**Problem description**
Present every line in which the string "rate" appears.

--------------------------------

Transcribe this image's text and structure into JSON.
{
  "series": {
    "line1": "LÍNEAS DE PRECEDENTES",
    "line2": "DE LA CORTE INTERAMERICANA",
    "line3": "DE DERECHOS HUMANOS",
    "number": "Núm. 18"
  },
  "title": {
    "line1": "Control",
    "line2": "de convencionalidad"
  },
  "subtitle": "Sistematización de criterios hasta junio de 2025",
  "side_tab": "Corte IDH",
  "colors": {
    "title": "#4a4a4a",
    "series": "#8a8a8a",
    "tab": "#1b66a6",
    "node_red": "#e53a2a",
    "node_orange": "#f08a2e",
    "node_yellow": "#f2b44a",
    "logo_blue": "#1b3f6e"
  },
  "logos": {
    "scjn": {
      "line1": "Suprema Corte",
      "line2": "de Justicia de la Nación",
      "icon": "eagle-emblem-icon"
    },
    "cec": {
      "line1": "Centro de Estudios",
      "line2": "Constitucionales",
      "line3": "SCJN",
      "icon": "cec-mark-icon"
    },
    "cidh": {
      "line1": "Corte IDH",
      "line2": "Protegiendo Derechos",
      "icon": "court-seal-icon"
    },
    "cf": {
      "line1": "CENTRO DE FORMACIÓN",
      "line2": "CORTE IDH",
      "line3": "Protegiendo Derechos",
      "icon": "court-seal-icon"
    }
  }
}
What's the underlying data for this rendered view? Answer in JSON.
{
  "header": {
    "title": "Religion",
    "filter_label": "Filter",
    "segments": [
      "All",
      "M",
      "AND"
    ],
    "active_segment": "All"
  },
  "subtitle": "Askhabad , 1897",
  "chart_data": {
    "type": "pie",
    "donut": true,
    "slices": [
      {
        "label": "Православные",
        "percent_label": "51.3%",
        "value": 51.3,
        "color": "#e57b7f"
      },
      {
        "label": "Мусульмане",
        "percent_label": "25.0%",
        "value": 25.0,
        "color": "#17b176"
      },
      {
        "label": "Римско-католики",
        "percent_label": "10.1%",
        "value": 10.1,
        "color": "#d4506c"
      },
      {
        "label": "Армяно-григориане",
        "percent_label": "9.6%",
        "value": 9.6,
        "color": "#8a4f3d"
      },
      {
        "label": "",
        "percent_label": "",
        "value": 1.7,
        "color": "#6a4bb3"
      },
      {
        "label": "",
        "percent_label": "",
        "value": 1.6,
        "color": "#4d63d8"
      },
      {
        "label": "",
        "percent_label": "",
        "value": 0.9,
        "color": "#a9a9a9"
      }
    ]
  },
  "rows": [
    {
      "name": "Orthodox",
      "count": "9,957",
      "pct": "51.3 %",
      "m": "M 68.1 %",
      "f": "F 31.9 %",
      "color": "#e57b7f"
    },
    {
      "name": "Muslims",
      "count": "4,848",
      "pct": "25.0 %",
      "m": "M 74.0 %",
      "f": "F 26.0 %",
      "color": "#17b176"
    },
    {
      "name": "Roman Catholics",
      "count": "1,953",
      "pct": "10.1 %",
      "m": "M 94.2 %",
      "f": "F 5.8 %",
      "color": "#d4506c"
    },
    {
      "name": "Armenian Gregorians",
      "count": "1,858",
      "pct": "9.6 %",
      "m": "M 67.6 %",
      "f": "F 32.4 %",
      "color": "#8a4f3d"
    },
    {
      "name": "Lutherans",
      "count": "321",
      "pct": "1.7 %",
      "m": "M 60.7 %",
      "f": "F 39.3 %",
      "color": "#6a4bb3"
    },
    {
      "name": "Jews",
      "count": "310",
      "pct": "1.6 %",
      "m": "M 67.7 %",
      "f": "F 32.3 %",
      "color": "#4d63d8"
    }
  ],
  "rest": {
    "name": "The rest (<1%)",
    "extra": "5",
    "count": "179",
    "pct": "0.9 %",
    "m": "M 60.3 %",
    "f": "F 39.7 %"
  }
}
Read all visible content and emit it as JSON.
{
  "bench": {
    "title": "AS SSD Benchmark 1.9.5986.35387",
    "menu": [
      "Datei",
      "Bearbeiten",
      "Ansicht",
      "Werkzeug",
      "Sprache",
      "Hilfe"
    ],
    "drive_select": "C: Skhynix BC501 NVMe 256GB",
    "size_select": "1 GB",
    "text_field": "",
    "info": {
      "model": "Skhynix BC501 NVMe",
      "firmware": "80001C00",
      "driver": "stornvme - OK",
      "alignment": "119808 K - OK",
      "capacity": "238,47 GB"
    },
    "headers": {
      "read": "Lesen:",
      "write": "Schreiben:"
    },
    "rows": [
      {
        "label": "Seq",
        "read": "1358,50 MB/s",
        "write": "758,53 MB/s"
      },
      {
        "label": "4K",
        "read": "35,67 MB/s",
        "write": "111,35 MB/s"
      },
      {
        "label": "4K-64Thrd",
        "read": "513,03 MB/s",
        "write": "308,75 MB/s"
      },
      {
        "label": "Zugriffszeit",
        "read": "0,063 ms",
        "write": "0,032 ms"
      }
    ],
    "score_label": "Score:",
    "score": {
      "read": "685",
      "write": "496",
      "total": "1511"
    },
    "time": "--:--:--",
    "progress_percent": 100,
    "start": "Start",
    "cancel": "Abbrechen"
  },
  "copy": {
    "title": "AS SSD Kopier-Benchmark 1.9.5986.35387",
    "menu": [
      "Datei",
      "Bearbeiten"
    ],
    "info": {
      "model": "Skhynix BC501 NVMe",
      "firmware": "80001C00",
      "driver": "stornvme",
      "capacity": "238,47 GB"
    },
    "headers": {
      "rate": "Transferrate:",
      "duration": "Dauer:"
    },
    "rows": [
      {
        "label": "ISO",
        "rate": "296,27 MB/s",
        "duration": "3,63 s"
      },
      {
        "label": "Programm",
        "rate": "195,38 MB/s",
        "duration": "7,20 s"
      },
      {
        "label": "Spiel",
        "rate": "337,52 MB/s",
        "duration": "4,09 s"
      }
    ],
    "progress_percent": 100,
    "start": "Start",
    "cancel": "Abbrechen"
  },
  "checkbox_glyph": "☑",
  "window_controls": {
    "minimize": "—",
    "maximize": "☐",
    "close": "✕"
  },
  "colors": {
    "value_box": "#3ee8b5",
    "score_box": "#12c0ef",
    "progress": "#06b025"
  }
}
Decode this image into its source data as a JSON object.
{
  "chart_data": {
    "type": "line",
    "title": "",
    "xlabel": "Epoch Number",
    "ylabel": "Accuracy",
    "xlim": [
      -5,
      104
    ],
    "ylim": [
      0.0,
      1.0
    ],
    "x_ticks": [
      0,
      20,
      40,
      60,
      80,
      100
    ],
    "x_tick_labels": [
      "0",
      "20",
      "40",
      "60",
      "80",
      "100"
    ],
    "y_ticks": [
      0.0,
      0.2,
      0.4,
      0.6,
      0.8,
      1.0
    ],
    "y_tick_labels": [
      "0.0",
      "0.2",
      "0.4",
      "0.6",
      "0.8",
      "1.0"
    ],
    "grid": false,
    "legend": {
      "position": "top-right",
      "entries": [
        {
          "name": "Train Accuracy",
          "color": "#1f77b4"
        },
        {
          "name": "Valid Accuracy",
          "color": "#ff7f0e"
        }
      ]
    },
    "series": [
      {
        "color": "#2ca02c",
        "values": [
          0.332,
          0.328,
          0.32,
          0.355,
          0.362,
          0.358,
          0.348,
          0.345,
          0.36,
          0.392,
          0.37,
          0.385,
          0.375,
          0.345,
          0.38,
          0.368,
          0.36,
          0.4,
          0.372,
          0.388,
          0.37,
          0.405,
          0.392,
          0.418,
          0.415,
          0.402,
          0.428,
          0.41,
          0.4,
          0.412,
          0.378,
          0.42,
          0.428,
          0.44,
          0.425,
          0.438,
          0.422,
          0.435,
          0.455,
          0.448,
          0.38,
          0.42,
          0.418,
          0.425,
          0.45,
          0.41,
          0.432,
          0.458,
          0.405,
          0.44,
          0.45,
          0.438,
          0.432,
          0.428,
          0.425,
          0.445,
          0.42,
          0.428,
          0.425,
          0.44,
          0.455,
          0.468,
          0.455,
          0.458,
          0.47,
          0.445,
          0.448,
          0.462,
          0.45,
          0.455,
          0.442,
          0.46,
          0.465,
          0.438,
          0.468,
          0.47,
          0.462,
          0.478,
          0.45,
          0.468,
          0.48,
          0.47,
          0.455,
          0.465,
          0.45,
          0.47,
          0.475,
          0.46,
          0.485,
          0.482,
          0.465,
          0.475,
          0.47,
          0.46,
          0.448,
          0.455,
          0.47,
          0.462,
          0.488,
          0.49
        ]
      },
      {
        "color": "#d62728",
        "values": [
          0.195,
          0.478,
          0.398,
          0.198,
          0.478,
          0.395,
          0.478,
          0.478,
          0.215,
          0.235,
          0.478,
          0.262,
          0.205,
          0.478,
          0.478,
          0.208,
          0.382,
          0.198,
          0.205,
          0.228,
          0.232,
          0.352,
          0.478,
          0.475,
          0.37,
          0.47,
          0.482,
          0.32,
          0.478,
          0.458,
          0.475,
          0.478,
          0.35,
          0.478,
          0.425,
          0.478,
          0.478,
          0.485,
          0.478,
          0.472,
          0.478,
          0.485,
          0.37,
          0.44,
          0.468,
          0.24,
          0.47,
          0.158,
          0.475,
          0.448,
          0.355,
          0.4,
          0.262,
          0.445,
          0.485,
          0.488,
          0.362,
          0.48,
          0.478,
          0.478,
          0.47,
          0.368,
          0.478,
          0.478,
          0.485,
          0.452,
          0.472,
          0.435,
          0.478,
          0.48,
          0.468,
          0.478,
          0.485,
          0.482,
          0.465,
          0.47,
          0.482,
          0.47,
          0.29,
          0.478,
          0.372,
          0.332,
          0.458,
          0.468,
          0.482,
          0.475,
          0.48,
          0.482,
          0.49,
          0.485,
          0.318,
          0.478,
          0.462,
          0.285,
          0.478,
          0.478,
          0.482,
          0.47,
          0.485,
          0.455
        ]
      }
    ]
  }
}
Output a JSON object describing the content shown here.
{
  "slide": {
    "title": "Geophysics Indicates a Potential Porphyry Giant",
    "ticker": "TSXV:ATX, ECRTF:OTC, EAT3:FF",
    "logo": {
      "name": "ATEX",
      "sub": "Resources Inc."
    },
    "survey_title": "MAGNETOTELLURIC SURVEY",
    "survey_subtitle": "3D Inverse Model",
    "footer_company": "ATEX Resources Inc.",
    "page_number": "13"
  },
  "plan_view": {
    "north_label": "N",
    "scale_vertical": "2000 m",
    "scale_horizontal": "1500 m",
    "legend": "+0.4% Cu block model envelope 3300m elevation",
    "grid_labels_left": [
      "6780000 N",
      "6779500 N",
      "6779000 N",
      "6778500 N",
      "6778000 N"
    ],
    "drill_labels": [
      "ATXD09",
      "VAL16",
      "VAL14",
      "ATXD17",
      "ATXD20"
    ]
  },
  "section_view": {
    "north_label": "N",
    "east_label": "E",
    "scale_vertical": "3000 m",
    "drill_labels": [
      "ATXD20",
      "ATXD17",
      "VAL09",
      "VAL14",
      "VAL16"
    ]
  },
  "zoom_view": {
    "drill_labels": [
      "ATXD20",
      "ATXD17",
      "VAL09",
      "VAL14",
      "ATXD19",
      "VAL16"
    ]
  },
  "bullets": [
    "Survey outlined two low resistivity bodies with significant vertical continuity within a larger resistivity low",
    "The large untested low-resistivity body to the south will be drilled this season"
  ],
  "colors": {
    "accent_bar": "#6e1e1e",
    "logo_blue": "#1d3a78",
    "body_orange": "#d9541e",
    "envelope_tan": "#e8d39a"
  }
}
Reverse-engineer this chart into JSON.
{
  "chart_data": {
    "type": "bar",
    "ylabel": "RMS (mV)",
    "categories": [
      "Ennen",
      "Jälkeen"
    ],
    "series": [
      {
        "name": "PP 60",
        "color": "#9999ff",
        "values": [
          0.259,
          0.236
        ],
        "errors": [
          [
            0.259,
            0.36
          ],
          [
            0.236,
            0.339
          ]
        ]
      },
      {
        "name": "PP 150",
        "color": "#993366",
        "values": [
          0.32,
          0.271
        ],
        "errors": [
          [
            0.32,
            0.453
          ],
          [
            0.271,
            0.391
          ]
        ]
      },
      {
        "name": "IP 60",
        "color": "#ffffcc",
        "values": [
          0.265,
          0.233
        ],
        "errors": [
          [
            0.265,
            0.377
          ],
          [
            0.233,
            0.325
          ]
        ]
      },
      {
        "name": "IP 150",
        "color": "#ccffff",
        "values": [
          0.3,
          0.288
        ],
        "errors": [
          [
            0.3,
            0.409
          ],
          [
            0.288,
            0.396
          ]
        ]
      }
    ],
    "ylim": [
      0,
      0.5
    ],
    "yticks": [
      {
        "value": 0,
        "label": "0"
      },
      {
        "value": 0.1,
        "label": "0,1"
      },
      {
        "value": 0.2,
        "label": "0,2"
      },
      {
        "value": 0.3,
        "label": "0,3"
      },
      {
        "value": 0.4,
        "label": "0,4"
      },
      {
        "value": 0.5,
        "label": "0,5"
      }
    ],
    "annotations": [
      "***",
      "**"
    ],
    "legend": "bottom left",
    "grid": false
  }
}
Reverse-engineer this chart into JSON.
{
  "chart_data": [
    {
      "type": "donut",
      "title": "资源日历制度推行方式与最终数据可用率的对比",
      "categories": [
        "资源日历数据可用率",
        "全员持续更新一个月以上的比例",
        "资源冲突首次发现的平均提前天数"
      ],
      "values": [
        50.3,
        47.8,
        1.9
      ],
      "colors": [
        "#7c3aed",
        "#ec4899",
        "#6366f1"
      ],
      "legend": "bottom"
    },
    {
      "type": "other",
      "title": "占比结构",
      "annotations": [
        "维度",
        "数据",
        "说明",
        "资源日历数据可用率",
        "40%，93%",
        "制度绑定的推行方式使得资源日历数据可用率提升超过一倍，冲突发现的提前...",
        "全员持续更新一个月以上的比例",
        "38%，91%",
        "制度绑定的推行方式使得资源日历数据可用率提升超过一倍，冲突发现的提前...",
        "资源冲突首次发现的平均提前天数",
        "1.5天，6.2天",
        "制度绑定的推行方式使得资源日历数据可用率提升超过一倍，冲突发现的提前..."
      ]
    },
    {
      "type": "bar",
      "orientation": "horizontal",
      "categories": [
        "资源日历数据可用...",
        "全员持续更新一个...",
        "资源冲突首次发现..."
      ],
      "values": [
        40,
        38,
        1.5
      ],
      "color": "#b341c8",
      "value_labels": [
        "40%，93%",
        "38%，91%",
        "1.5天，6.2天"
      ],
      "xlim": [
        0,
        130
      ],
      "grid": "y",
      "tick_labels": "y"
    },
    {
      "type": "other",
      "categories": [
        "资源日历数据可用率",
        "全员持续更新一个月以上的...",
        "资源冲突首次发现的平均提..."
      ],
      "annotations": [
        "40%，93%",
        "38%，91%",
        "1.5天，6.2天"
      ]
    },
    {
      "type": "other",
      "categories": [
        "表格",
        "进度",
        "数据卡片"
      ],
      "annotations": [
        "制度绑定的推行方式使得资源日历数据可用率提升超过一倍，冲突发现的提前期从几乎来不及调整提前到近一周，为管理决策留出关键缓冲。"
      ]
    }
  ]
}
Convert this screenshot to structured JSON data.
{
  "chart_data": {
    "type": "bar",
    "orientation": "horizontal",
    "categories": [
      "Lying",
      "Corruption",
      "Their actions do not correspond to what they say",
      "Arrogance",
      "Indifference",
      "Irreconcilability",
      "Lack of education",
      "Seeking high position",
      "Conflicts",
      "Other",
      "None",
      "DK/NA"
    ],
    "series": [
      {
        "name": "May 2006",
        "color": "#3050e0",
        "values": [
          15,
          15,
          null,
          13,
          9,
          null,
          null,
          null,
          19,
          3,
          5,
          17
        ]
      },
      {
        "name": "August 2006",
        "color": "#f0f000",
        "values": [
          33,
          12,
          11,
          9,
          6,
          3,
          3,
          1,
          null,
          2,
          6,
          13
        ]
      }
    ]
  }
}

--------------------------------

**Problem solution**
      "rate": "Transferrate:",
        "rate": "296,27 MB/s",
        "rate": "195,38 MB/s",
        "rate": "337,52 MB/s",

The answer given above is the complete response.